* start *
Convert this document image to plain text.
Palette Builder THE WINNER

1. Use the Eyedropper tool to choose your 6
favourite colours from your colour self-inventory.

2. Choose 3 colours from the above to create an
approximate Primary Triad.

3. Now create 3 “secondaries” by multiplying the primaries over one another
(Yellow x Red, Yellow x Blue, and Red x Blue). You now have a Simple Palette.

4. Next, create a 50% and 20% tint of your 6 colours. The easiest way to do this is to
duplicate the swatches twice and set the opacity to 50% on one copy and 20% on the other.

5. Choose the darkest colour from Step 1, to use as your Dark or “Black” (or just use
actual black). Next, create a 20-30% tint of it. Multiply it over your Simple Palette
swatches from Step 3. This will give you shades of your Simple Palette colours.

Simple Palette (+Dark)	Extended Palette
* end *
— The problem —
Restate all of the entries above precisely.

— Written answer —
Convert this document image to plain text.
Palette Builder THE WINNER

1. Use the Eyedropper tool to choose your 6
favourite colours from your colour self-inventory.

2. Choose 3 colours from the above to create an
approximate Primary Triad.

3. Now create 3 “secondaries” by multiplying the primaries over one another
(Yellow x Red, Yellow x Blue, and Red x Blue). You now have a Simple Palette.

4. Next, create a 50% and 20% tint of your 6 colours. The easiest way to do this is to
duplicate the swatches twice and set the opacity to 50% on one copy and 20% on the other.

5. Choose the darkest colour from Step 1, to use as your Dark or “Black” (or just use
actual black). Next, create a 20-30% tint of it. Multiply it over your Simple Palette
swatches from Step 3. This will give you shades of your Simple Palette colours.

Simple Palette (+Dark)	Extended Palette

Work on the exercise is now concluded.